[BEGIN Given records]
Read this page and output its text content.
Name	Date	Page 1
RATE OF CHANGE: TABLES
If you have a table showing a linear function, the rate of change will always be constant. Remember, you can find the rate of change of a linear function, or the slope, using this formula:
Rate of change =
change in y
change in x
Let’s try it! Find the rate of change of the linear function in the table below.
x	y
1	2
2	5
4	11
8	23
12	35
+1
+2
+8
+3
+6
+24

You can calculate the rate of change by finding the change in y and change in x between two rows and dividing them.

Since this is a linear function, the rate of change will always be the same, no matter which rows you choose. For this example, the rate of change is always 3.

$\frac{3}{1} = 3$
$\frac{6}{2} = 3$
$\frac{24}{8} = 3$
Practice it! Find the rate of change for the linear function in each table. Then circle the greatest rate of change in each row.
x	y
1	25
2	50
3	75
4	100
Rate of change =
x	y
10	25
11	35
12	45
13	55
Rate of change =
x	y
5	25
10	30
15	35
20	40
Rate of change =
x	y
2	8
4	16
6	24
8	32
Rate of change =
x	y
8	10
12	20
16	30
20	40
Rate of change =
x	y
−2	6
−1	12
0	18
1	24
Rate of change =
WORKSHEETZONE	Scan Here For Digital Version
[END Given records]
_Aim_
Go over the records above line by line and count those holding the word "will". Reply only with the number.

_Result of the task_
2